─── Records for the task

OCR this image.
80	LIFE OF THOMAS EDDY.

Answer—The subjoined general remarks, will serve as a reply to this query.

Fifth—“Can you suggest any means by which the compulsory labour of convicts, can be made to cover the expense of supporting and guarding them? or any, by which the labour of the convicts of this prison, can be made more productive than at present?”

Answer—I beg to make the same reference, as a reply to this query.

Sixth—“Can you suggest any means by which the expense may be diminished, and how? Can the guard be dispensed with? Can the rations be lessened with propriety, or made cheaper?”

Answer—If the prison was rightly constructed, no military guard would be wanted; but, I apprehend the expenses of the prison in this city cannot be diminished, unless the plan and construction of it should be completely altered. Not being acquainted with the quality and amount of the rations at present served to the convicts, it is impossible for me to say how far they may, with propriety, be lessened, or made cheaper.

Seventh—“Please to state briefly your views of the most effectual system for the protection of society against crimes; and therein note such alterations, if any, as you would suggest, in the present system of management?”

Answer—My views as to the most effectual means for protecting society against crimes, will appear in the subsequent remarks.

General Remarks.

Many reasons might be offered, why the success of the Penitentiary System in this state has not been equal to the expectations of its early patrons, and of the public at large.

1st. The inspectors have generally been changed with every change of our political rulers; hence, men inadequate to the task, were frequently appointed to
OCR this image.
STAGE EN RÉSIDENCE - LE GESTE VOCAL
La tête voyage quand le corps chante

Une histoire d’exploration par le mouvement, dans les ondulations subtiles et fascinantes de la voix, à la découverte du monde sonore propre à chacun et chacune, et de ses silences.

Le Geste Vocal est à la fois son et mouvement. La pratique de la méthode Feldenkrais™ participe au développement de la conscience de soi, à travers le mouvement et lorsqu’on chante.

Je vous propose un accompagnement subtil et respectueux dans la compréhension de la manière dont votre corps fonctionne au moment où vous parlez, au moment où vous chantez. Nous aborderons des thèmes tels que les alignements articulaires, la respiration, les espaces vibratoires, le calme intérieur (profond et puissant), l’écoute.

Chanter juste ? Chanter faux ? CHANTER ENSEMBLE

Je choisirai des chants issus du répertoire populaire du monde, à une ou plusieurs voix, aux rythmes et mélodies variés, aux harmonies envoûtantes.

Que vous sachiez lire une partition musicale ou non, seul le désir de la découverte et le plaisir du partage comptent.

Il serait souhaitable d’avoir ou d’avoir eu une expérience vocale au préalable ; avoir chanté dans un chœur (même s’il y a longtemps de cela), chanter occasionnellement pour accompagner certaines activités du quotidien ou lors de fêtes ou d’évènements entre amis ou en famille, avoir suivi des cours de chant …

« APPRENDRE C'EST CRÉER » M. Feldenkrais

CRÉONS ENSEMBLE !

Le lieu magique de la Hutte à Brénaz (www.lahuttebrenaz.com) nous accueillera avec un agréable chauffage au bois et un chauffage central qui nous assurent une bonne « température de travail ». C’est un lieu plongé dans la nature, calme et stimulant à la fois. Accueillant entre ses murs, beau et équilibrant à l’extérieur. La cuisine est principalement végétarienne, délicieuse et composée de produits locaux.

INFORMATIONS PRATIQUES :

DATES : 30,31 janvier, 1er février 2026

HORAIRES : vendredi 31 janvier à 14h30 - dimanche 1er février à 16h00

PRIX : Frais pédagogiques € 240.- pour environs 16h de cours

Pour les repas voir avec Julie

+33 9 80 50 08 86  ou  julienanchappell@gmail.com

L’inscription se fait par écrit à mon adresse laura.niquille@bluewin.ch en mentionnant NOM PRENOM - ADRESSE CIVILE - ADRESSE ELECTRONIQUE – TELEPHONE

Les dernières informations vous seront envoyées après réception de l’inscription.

──────

■ **What to work on**:
How many lines of the listing above include the word "voix"? Reply with the number alone.

■ **Exercise answer**:
2